§ **What is asked**
Note how many lines hold the string "name" and give that number without any other words.

(Figure content listings)
-- Start --
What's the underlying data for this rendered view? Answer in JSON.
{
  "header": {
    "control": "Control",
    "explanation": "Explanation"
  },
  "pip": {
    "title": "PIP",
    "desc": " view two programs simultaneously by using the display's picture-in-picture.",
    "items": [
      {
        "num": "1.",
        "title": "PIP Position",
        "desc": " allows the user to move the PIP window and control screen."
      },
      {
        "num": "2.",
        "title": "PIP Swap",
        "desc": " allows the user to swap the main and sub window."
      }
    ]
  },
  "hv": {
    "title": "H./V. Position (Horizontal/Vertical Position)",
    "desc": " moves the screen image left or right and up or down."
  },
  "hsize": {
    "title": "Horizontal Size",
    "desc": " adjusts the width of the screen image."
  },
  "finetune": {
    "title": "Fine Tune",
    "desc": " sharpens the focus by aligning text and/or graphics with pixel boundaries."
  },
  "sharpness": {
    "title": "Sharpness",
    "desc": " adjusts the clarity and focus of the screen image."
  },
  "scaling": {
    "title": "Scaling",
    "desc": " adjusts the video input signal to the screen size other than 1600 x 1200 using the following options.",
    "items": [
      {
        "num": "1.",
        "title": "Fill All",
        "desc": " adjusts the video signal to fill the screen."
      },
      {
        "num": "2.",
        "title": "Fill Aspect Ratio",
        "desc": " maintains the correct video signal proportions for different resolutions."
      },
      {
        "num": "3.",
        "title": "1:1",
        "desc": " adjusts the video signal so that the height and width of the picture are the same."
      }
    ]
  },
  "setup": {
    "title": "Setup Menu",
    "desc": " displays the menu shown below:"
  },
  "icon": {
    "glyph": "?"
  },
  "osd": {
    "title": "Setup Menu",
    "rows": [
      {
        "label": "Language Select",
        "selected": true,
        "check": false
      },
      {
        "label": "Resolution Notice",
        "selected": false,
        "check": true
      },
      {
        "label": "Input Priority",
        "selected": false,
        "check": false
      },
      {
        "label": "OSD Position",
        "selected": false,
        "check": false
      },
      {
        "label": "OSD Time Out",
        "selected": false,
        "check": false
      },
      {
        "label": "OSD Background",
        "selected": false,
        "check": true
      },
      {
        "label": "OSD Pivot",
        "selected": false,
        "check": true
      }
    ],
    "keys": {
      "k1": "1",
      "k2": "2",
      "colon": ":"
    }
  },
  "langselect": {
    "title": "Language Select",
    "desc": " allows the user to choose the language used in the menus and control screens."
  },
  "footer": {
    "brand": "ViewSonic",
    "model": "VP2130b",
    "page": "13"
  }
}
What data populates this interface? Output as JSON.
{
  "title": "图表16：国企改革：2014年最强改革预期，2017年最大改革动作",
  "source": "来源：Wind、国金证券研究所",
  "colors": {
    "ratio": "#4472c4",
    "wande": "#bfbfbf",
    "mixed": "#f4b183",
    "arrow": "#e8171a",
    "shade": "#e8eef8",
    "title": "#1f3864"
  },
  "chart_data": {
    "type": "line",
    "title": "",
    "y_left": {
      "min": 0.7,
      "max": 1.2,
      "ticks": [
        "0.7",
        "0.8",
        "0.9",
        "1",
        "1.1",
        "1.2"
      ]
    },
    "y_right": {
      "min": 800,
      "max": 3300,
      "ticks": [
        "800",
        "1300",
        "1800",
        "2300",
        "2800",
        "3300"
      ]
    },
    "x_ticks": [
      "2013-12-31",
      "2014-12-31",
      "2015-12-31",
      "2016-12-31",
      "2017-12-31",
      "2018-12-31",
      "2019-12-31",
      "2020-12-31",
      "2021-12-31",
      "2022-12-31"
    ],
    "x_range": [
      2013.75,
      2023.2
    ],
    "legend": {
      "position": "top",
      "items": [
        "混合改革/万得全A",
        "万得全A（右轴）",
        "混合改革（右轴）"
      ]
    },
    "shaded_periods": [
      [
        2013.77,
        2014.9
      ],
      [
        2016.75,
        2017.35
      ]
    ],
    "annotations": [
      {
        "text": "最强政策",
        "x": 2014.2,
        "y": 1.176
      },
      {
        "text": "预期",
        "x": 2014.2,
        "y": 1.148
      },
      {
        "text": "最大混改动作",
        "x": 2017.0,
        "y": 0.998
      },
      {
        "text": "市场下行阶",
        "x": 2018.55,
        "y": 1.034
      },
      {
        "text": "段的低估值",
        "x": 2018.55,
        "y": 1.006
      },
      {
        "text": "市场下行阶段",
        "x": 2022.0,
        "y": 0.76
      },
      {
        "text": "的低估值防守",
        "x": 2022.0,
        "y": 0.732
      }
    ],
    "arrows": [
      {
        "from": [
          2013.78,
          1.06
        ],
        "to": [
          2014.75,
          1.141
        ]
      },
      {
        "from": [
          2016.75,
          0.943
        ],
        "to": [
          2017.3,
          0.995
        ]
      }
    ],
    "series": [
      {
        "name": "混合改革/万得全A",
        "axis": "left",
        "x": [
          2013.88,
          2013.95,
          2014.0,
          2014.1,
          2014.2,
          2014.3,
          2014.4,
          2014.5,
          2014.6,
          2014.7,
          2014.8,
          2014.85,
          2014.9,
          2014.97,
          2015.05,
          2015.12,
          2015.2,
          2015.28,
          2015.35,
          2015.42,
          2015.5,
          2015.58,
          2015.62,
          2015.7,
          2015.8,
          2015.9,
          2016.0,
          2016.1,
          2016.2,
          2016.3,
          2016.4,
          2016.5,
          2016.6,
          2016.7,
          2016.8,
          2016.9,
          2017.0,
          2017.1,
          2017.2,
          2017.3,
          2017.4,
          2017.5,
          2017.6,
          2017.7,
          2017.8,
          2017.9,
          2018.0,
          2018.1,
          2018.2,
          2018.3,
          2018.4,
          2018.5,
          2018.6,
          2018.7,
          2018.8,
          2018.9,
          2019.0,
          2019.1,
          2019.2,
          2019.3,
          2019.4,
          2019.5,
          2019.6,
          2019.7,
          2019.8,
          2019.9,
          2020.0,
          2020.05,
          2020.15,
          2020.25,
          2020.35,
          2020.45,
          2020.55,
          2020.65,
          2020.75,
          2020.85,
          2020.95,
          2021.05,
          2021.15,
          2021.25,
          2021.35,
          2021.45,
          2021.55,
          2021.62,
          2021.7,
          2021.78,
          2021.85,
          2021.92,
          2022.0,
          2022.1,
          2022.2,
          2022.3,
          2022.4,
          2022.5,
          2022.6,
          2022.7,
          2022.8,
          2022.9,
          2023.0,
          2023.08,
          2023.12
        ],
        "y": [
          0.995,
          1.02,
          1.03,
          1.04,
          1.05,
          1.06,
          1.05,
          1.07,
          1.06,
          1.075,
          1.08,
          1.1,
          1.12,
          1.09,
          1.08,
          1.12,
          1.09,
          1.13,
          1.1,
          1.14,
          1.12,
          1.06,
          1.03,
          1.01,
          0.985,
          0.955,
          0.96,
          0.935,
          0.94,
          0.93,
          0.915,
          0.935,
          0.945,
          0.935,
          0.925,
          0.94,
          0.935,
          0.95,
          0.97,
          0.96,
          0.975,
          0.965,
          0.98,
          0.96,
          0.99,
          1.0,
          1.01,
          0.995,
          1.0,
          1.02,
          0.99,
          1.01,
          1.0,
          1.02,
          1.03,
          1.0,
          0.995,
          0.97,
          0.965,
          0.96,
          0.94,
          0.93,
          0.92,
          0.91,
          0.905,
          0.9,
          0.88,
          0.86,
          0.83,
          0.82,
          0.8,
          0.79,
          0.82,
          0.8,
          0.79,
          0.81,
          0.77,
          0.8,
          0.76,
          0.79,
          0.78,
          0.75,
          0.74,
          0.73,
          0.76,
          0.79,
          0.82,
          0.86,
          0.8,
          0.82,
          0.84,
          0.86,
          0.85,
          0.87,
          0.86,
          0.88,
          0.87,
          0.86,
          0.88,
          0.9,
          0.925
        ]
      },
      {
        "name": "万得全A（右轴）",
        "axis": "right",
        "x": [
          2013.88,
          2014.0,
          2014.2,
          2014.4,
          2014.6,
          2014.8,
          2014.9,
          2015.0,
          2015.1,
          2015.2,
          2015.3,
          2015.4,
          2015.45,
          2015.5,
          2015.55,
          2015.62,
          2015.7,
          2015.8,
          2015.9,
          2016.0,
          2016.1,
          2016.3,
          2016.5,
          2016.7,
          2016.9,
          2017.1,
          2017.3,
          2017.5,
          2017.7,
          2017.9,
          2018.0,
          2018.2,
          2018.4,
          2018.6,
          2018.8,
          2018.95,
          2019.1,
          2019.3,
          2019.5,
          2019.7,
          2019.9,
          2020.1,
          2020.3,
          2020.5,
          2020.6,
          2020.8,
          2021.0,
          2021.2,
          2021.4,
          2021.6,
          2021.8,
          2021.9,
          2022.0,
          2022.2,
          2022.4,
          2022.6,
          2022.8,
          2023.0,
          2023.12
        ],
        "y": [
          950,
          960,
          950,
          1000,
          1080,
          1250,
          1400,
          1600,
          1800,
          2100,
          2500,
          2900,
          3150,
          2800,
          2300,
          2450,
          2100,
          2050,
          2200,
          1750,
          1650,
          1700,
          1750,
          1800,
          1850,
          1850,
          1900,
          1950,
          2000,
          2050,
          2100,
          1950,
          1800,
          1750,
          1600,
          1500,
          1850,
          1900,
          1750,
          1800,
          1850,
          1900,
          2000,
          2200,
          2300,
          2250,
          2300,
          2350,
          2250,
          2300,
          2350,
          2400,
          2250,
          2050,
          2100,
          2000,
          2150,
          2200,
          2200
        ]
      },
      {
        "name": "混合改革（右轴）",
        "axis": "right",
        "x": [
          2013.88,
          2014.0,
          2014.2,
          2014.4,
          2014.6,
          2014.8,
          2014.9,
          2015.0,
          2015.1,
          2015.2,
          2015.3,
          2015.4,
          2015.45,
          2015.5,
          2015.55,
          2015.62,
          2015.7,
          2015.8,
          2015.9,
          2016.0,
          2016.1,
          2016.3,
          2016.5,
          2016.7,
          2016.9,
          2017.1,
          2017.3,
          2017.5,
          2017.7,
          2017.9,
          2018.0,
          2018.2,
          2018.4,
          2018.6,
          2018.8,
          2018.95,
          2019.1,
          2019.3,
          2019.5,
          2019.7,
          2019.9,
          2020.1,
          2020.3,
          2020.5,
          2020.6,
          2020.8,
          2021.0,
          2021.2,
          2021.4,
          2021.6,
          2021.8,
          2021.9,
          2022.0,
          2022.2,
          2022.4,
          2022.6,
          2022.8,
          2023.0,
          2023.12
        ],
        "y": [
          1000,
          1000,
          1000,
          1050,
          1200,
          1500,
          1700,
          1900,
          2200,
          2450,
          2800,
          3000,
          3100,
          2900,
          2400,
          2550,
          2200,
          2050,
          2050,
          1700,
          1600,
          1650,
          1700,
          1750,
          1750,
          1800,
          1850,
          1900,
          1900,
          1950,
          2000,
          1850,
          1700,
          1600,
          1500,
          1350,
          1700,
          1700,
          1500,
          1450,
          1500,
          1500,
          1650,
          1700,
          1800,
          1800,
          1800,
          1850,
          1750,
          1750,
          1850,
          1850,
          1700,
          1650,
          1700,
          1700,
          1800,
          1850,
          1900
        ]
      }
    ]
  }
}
-- End --
§ **Output for this exercise**
3